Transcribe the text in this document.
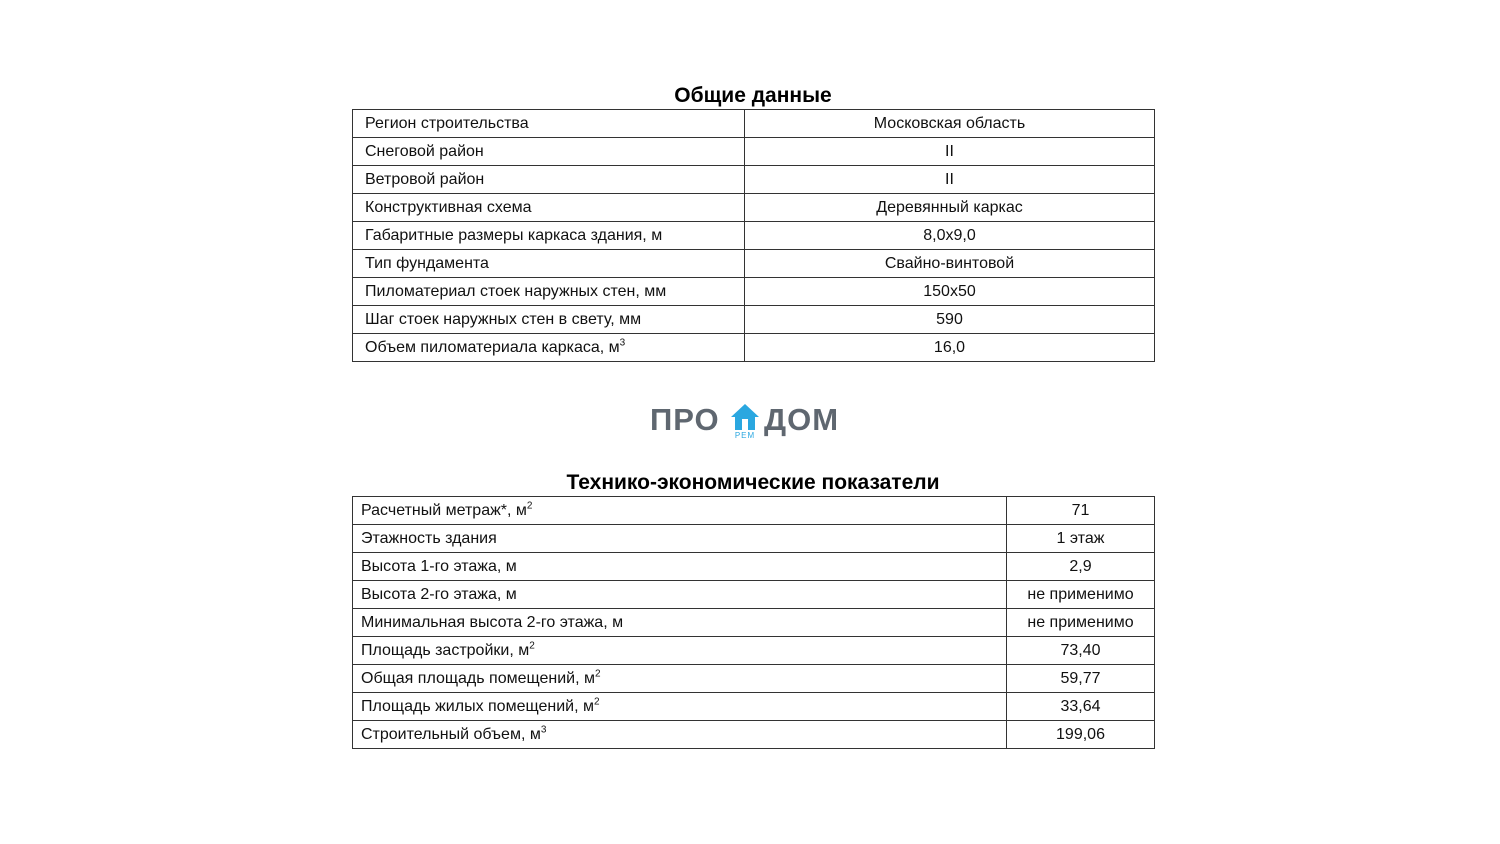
Общие данные
Регион строительства	Московская область
Снеговой район	II
Ветровой район	II
Конструктивная схема	Деревянный каркас
Габаритные размеры каркаса здания, м	8,0х9,0
Тип фундамента	Свайно-винтовой
Пиломатериал стоек наружных стен, мм	150х50
Шаг стоек наружных стен в свету, мм	590
Объем пиломатериала каркаса, $м^3$	16,0
ПРО	РЕМ ДОМ
Технико-экономические показатели
Расчетный метраж*, $м^2$	71
Этажность здания	1 этаж
Высота 1-го этажа, м	2,9
Высота 2-го этажа, м	не применимо
Минимальная высота 2-го этажа, м	не применимо
Площадь застройки, $м^2$	73,40
Общая площадь помещений, $м^2$	59,77
Площадь жилых помещений, $м^2$	33,64
Строительный объем, $м^3$	199,06
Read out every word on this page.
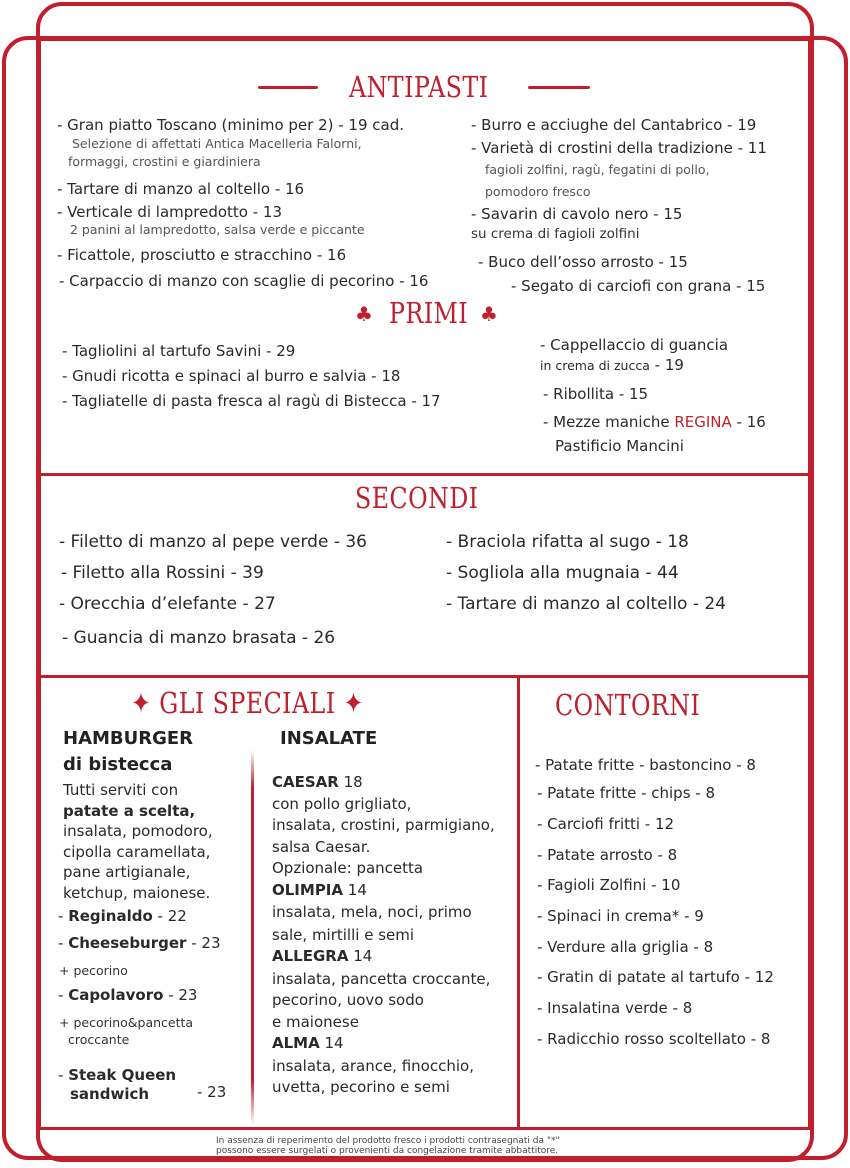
ANTIPASTI
- Gran piatto Toscano (minimo per 2) - 19 cad.
Selezione di affettati Antica Macelleria Falorni,
formaggi, crostini e giardiniera
- Tartare di manzo al coltello - 16
- Verticale di lampredotto - 13
2 panini al lampredotto, salsa verde e piccante
- Ficattole, prosciutto e stracchino - 16
- Carpaccio di manzo con scaglie di pecorino - 16
- Burro e acciughe del Cantabrico - 19
- Varietà di crostini della tradizione - 11
fagioli zolfini, ragù, fegatini di pollo,
pomodoro fresco
- Savarin di cavolo nero - 15
su crema di fagioli zolfini
- Buco dell’osso arrosto - 15
- Segato di carciofi con grana - 15
♣ PRIMI ♣
- Tagliolini al tartufo Savini - 29
- Gnudi ricotta e spinaci al burro e salvia - 18
- Tagliatelle di pasta fresca al ragù di Bistecca - 17
- Cappellaccio di guancia
in crema di zucca - 19
- Ribollita - 15
- Mezze maniche REGINA - 16
Pastificio Mancini
SECONDI
- Filetto di manzo al pepe verde - 36
- Filetto alla Rossini - 39
- Orecchia d’elefante - 27
- Guancia di manzo brasata - 26
- Braciola rifatta al sugo - 18
- Sogliola alla mugnaia - 44
- Tartare di manzo al coltello - 24
✦ GLI SPECIALI ✦
HAMBURGER
di bistecca
Tutti serviti con
patate a scelta,
insalata, pomodoro,
cipolla caramellata,
pane artigianale,
ketchup, maionese.
- Reginaldo - 22
- Cheeseburger - 23
+ pecorino
- Capolavoro - 23
+ pecorino&pancetta
croccante
- Steak Queen
sandwich	- 23
INSALATE
CAESAR 18
con pollo grigliato,
insalata, crostini, parmigiano,
salsa Caesar.
Opzionale: pancetta
OLIMPIA 14
insalata, mela, noci, primo
sale, mirtilli e semi
ALLEGRA 14
insalata, pancetta croccante,
pecorino, uovo sodo
e maionese
ALMA 14
insalata, arance, finocchio,
uvetta, pecorino e semi
CONTORNI
- Patate fritte - bastoncino - 8
- Patate fritte - chips - 8
- Carciofi fritti - 12
- Patate arrosto - 8
- Fagioli Zolfini - 10
- Spinaci in crema* - 9
- Verdure alla griglia - 8
- Gratin di patate al tartufo - 12
- Insalatina verde - 8
- Radicchio rosso scoltellato - 8
In assenza di reperimento del prodotto fresco i prodotti contrasegnati da "*"
possono essere surgelati o provenienti da congelazione tramite abbattitore.
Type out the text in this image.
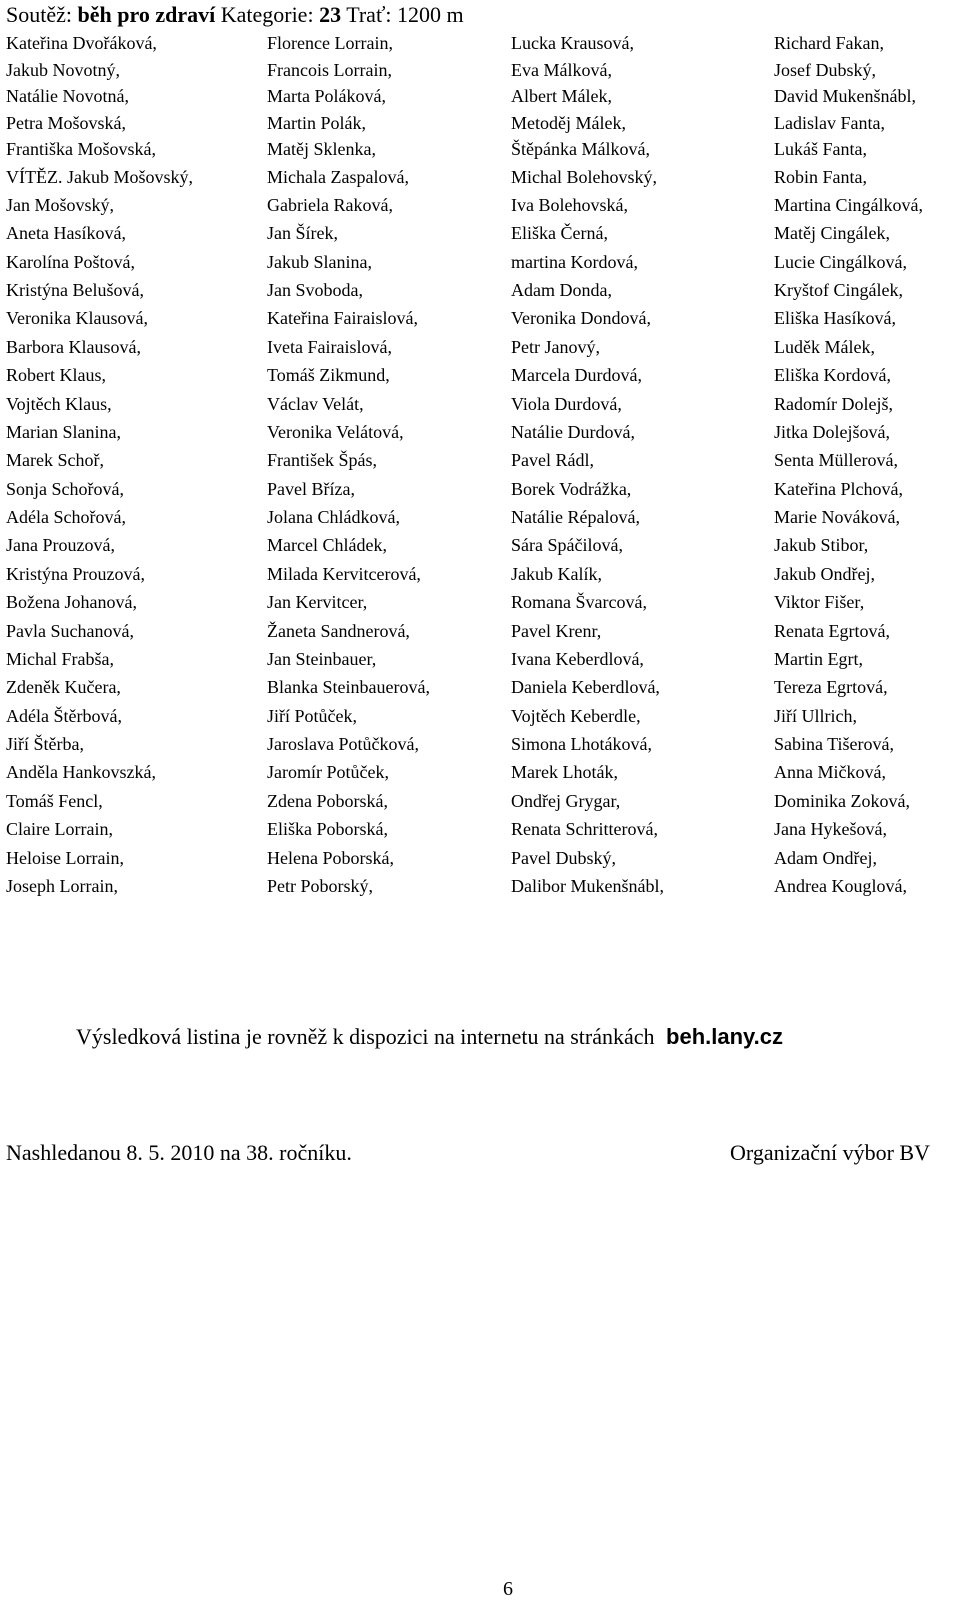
Soutěž: běh pro zdraví Kategorie: 23 Trať: 1200 m
Kateřina Dvořáková,	Florence Lorrain,	Lucka Krausová,	Richard Fakan,
Jakub Novotný,	Francois Lorrain,	Eva Málková,	Josef Dubský,
Natálie Novotná,	Marta Poláková,	Albert Málek,	David Mukenšnábl,
Petra Mošovská,	Martin Polák,	Metoděj Málek,	Ladislav Fanta,
Františka Mošovská,	Matěj Sklenka,	Štěpánka Málková,	Lukáš Fanta,
VÍTĚZ. Jakub Mošovský,	Michala Zaspalová,	Michal Bolehovský,	Robin Fanta,
Jan Mošovský,	Gabriela Raková,	Iva Bolehovská,	Martina Cingálková,
Aneta Hasíková,	Jan Šírek,	Eliška Černá,	Matěj Cingálek,
Karolína Poštová,	Jakub Slanina,	martina Kordová,	Lucie Cingálková,
Kristýna Belušová,	Jan Svoboda,	Adam Donda,	Kryštof Cingálek,
Veronika Klausová,	Kateřina Fairaislová,	Veronika Dondová,	Eliška Hasíková,
Barbora Klausová,	Iveta Fairaislová,	Petr Janový,	Luděk Málek,
Robert Klaus,	Tomáš Zikmund,	Marcela Durdová,	Eliška Kordová,
Vojtěch Klaus,	Václav Velát,	Viola Durdová,	Radomír Dolejš,
Marian Slanina,	Veronika Velátová,	Natálie Durdová,	Jitka Dolejšová,
Marek Schoř,	František Špás,	Pavel Rádl,	Senta Müllerová,
Sonja Schořová,	Pavel Bříza,	Borek Vodrážka,	Kateřina Plchová,
Adéla Schořová,	Jolana Chládková,	Natálie Répalová,	Marie Nováková,
Jana Prouzová,	Marcel Chládek,	Sára Spáčilová,	Jakub Stibor,
Kristýna Prouzová,	Milada Kervitcerová,	Jakub Kalík,	Jakub Ondřej,
Božena Johanová,	Jan Kervitcer,	Romana Švarcová,	Viktor Fišer,
Pavla Suchanová,	Žaneta Sandnerová,	Pavel Krenr,	Renata Egrtová,
Michal Frabša,	Jan Steinbauer,	Ivana Keberdlová,	Martin Egrt,
Zdeněk Kučera,	Blanka Steinbauerová,	Daniela Keberdlová,	Tereza Egrtová,
Adéla Štěrbová,	Jiří Potůček,	Vojtěch Keberdle,	Jiří Ullrich,
Jiří Štěrba,	Jaroslava Potůčková,	Simona Lhotáková,	Sabina Tišerová,
Anděla Hankovszká,	Jaromír Potůček,	Marek Lhoták,	Anna Mičková,
Tomáš Fencl,	Zdena Poborská,	Ondřej Grygar,	Dominika Zoková,
Claire Lorrain,	Eliška Poborská,	Renata Schritterová,	Jana Hykešová,
Heloise Lorrain,	Helena Poborská,	Pavel Dubský,	Adam Ondřej,
Joseph Lorrain,	Petr Poborský,	Dalibor Mukenšnábl,	Andrea Kouglová,
Výsledková listina je rovněž k dispozici na internetu na stránkách beh.lany.cz
Nashledanou 8. 5. 2010 na 38. ročníku.	Organizační výbor BV
6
· · · · · · ·
Short task
Leave out the pictures and give the rest of the records again exactly.

Solution for this problem
Transcribe the text in this document.
Общие данные
Регион строительства	Московская область
Снеговой район	II
Ветровой район	II
Конструктивная схема	Деревянный каркас
Габаритные размеры каркаса здания, м	8,0х9,0
Тип фундамента	Свайно-винтовой
Пиломатериал стоек наружных стен, мм	150х50
Шаг стоек наружных стен в свету, мм	590
Объем пиломатериала каркаса, $м^3$	16,0
ПРО	РЕМ ДОМ
Технико-экономические показатели
Расчетный метраж*, $м^2$	71
Этажность здания	1 этаж
Высота 1-го этажа, м	2,9
Высота 2-го этажа, м	не применимо
Минимальная высота 2-го этажа, м	не применимо
Площадь застройки, $м^2$	73,40
Общая площадь помещений, $м^2$	59,77
Площадь жилых помещений, $м^2$	33,64
Строительный объем, $м^3$	199,06
Read out every word on this page.
ANTIPASTI
- Gran piatto Toscano (minimo per 2) - 19 cad.
Selezione di affettati Antica Macelleria Falorni,
formaggi, crostini e giardiniera
- Tartare di manzo al coltello - 16
- Verticale di lampredotto - 13
2 panini al lampredotto, salsa verde e piccante
- Ficattole, prosciutto e stracchino - 16
- Carpaccio di manzo con scaglie di pecorino - 16
- Burro e acciughe del Cantabrico - 19
- Varietà di crostini della tradizione - 11
fagioli zolfini, ragù, fegatini di pollo,
pomodoro fresco
- Savarin di cavolo nero - 15
su crema di fagioli zolfini
- Buco dell’osso arrosto - 15
- Segato di carciofi con grana - 15
♣ PRIMI ♣
- Tagliolini al tartufo Savini - 29
- Gnudi ricotta e spinaci al burro e salvia - 18
- Tagliatelle di pasta fresca al ragù di Bistecca - 17
- Cappellaccio di guancia
in crema di zucca - 19
- Ribollita - 15
- Mezze maniche REGINA - 16
Pastificio Mancini
SECONDI
- Filetto di manzo al pepe verde - 36
- Filetto alla Rossini - 39
- Orecchia d’elefante - 27
- Guancia di manzo brasata - 26
- Braciola rifatta al sugo - 18
- Sogliola alla mugnaia - 44
- Tartare di manzo al coltello - 24
✦ GLI SPECIALI ✦
HAMBURGER
di bistecca
Tutti serviti con
patate a scelta,
insalata, pomodoro,
cipolla caramellata,
pane artigianale,
ketchup, maionese.
- Reginaldo - 22
- Cheeseburger - 23
+ pecorino
- Capolavoro - 23
+ pecorino&pancetta
croccante
- Steak Queen
sandwich	- 23
INSALATE
CAESAR 18
con pollo grigliato,
insalata, crostini, parmigiano,
salsa Caesar.
Opzionale: pancetta
OLIMPIA 14
insalata, mela, noci, primo
sale, mirtilli e semi
ALLEGRA 14
insalata, pancetta croccante,
pecorino, uovo sodo
e maionese
ALMA 14
insalata, arance, finocchio,
uvetta, pecorino e semi
CONTORNI
- Patate fritte - bastoncino - 8
- Patate fritte - chips - 8
- Carciofi fritti - 12
- Patate arrosto - 8
- Fagioli Zolfini - 10
- Spinaci in crema* - 9
- Verdure alla griglia - 8
- Gratin di patate al tartufo - 12
- Insalatina verde - 8
- Radicchio rosso scoltellato - 8
In assenza di reperimento del prodotto fresco i prodotti contrasegnati da "*"
possono essere surgelati o provenienti da congelazione tramite abbattitore.
Type out the text in this image.
Soutěž: běh pro zdraví Kategorie: 23 Trať: 1200 m
Kateřina Dvořáková,	Florence Lorrain,	Lucka Krausová,	Richard Fakan,
Jakub Novotný,	Francois Lorrain,	Eva Málková,	Josef Dubský,
Natálie Novotná,	Marta Poláková,	Albert Málek,	David Mukenšnábl,
Petra Mošovská,	Martin Polák,	Metoděj Málek,	Ladislav Fanta,
Františka Mošovská,	Matěj Sklenka,	Štěpánka Málková,	Lukáš Fanta,
VÍTĚZ. Jakub Mošovský,	Michala Zaspalová,	Michal Bolehovský,	Robin Fanta,
Jan Mošovský,	Gabriela Raková,	Iva Bolehovská,	Martina Cingálková,
Aneta Hasíková,	Jan Šírek,	Eliška Černá,	Matěj Cingálek,
Karolína Poštová,	Jakub Slanina,	martina Kordová,	Lucie Cingálková,
Kristýna Belušová,	Jan Svoboda,	Adam Donda,	Kryštof Cingálek,
Veronika Klausová,	Kateřina Fairaislová,	Veronika Dondová,	Eliška Hasíková,
Barbora Klausová,	Iveta Fairaislová,	Petr Janový,	Luděk Málek,
Robert Klaus,	Tomáš Zikmund,	Marcela Durdová,	Eliška Kordová,
Vojtěch Klaus,	Václav Velát,	Viola Durdová,	Radomír Dolejš,
Marian Slanina,	Veronika Velátová,	Natálie Durdová,	Jitka Dolejšová,
Marek Schoř,	František Špás,	Pavel Rádl,	Senta Müllerová,
Sonja Schořová,	Pavel Bříza,	Borek Vodrážka,	Kateřina Plchová,
Adéla Schořová,	Jolana Chládková,	Natálie Répalová,	Marie Nováková,
Jana Prouzová,	Marcel Chládek,	Sára Spáčilová,	Jakub Stibor,
Kristýna Prouzová,	Milada Kervitcerová,	Jakub Kalík,	Jakub Ondřej,
Božena Johanová,	Jan Kervitcer,	Romana Švarcová,	Viktor Fišer,
Pavla Suchanová,	Žaneta Sandnerová,	Pavel Krenr,	Renata Egrtová,
Michal Frabša,	Jan Steinbauer,	Ivana Keberdlová,	Martin Egrt,
Zdeněk Kučera,	Blanka Steinbauerová,	Daniela Keberdlová,	Tereza Egrtová,
Adéla Štěrbová,	Jiří Potůček,	Vojtěch Keberdle,	Jiří Ullrich,
Jiří Štěrba,	Jaroslava Potůčková,	Simona Lhotáková,	Sabina Tišerová,
Anděla Hankovszká,	Jaromír Potůček,	Marek Lhoták,	Anna Mičková,
Tomáš Fencl,	Zdena Poborská,	Ondřej Grygar,	Dominika Zoková,
Claire Lorrain,	Eliška Poborská,	Renata Schritterová,	Jana Hykešová,
Heloise Lorrain,	Helena Poborská,	Pavel Dubský,	Adam Ondřej,
Joseph Lorrain,	Petr Poborský,	Dalibor Mukenšnábl,	Andrea Kouglová,
Výsledková listina je rovněž k dispozici na internetu na stránkách beh.lany.cz
Nashledanou 8. 5. 2010 na 38. ročníku.	Organizační výbor BV
6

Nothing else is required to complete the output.